(Tasks and exercises)
A – In two sentences, what does the section on Securities Act restrictions provide?
B – Answer these questions about the section on Securities Act restrictions:
(i) Which 1933 statute does the legend name?
(ii) Which party must cause the legend to be removed?
(iii) The terms of what kind of agreement govern a transfer for which the legend is removed?

(Given text)

######

Section 8.          Securities
Act Restrictions.

 

(a)        The
Coleman Trust agrees that all certificates or other instruments representing the Acquisition Interests will initially bear a legend
substantially to the following effect:

 

The
LLC Interests represented by this certificate have not been registered under the Securities Act of 1933, as amended (the “Securities
Act”) or pursuant to any state securities law, and cannot be sold or otherwise transferred unless
registered under the Securities Act or aN exemption to the registration requirements under the securities act and the rules and
regulations thereunder is available.

 

(b)        Upon
the reasonable request of the Coleman Trust, at a time when such legend is no longer required under the Securities Act and applicable
state laws, the Company shall cause the legend to be removed from any certificate for any Acquisition Interests to be transferred
by the Coleman Trust in accordance with the terms of any relevant lock-up agreement upon the receipt by the Company of an opinion
of counsel, certification and/or other information reasonably satisfactory to the Company. The Coleman Trust acknowledges that
the Acquisition Interests have not been registered under the Securities Act or under any state securities laws and agrees that
it will not sell or otherwise dispose of any of the Acquisition Interests, except in compliance with the registration requirements
or exemption provisions of the Securities Act and any other applicable securities laws.

######

Layout region records:
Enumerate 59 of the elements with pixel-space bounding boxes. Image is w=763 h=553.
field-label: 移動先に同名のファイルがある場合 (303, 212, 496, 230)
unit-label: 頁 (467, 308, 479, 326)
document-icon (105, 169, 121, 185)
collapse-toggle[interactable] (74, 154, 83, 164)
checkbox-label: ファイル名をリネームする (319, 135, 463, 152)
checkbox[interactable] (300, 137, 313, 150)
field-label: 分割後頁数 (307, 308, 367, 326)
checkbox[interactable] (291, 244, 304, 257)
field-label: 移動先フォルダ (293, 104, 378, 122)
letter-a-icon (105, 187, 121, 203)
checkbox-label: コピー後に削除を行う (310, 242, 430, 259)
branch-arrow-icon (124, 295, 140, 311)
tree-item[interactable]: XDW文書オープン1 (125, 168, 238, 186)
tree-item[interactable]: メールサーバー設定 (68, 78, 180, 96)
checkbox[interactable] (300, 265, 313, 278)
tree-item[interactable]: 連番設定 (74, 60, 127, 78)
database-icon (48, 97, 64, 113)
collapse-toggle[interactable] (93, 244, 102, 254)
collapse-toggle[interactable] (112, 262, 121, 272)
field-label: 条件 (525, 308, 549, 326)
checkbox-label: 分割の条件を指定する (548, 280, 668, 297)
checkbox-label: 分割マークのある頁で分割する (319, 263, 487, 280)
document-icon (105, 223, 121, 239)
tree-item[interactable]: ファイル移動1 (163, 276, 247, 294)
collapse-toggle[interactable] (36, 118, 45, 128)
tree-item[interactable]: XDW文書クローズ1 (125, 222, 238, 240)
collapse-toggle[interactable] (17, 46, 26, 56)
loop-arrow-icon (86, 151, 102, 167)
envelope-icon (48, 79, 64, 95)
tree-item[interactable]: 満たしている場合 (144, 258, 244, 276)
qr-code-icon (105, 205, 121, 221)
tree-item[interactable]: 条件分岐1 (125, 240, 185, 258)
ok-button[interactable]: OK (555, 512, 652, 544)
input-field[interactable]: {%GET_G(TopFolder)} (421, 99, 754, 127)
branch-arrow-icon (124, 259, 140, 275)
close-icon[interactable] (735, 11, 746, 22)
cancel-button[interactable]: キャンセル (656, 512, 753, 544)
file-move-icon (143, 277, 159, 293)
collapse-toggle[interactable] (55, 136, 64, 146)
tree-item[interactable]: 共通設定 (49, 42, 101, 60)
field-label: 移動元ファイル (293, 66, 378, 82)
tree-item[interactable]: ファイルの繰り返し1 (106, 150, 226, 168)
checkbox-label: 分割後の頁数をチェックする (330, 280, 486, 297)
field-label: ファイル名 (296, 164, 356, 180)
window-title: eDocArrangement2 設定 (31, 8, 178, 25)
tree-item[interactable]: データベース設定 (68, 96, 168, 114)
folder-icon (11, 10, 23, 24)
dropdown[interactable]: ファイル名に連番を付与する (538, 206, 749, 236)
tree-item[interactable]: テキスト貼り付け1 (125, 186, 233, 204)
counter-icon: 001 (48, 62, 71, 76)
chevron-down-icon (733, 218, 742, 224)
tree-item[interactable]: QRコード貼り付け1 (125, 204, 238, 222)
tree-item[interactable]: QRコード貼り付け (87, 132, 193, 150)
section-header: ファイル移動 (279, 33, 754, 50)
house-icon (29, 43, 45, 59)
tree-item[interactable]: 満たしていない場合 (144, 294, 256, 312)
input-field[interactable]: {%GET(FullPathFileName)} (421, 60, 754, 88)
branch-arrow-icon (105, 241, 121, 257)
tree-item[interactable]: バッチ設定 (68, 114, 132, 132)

######

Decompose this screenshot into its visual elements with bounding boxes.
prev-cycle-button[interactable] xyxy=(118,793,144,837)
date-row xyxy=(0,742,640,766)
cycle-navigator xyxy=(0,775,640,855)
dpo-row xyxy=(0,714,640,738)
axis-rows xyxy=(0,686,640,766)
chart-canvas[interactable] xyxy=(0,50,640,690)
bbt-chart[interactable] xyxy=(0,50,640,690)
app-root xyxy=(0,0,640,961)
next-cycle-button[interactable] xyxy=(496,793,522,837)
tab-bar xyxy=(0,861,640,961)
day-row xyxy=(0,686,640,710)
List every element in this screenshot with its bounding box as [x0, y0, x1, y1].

######

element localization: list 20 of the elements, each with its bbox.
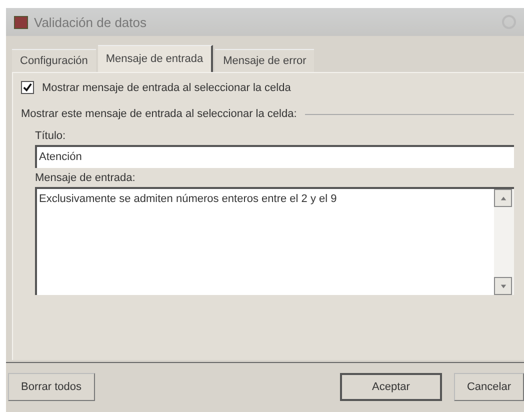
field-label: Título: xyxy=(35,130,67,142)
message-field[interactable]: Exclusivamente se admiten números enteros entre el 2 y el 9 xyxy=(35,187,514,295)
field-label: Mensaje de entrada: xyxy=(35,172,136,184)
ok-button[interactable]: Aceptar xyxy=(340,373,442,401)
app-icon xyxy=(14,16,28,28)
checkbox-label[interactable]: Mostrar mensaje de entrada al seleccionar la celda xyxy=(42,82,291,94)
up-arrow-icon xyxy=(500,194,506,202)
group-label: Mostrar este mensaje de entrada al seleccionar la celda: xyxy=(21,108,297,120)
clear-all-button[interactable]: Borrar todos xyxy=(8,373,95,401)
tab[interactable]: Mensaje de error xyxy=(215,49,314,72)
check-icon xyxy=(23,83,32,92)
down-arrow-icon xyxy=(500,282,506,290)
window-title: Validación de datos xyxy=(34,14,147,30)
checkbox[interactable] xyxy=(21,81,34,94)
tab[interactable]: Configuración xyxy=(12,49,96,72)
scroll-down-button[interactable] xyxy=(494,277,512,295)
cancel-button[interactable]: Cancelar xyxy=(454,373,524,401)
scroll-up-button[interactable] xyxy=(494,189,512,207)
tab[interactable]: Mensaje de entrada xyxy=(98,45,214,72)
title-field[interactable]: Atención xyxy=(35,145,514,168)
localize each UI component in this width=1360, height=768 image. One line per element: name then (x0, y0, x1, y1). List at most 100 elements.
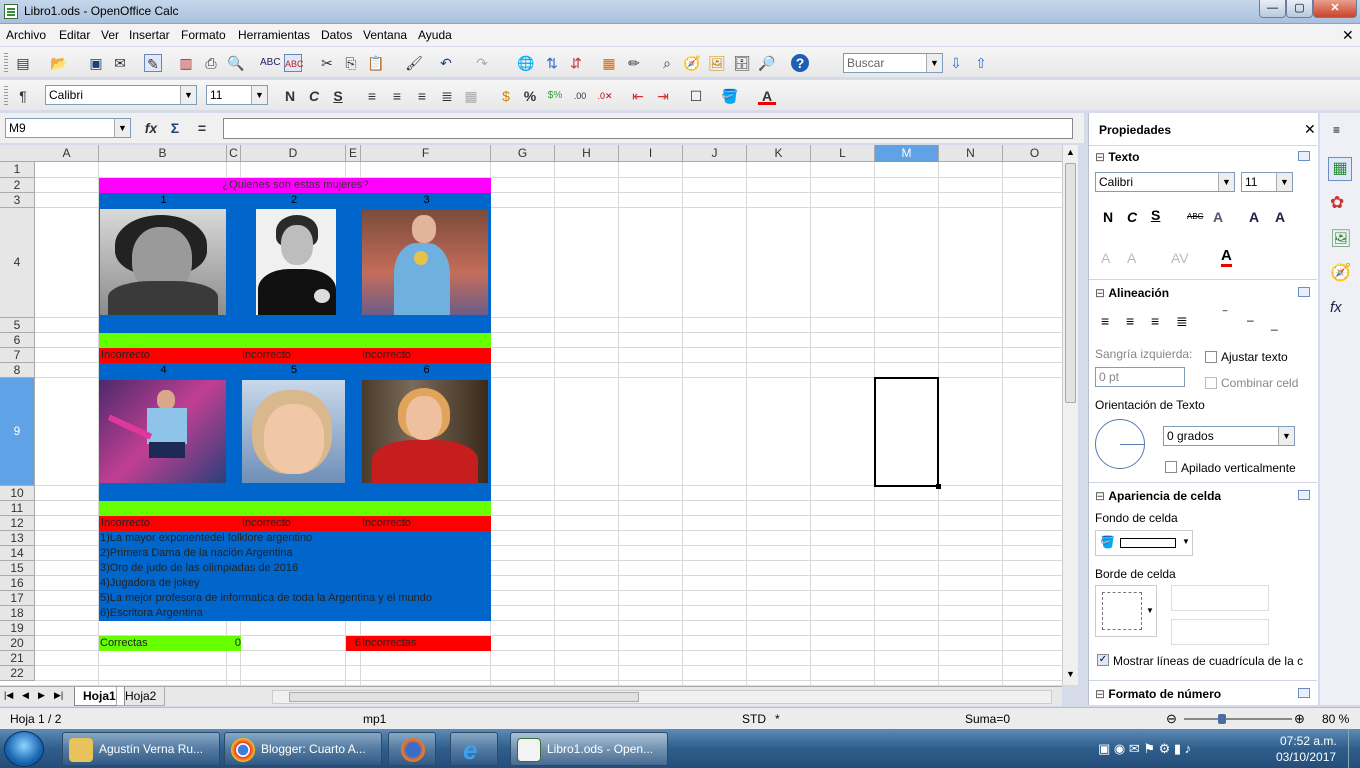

######

(Completed exercise)
A – The Coleman Trust agrees that certificates or other instruments representing the Acquisition Interests will initially bear a legend stating that the interests are not registered under the Securities Act or any state securities law and cannot be sold or transferred unless registered or covered by an available exemption. When the legend is no longer required, the Company must remove it at the Trust's reasonable request once it receives a satisfactory opinion of counsel, certification or other information, and the Trust agrees not to sell or dispose of the interests except in compliance with the Securities Act and other applicable securities laws.

B –
(i) The Securities Act of 1933, as amended
(ii) The Company
(iii) Any relevant lock-up agreement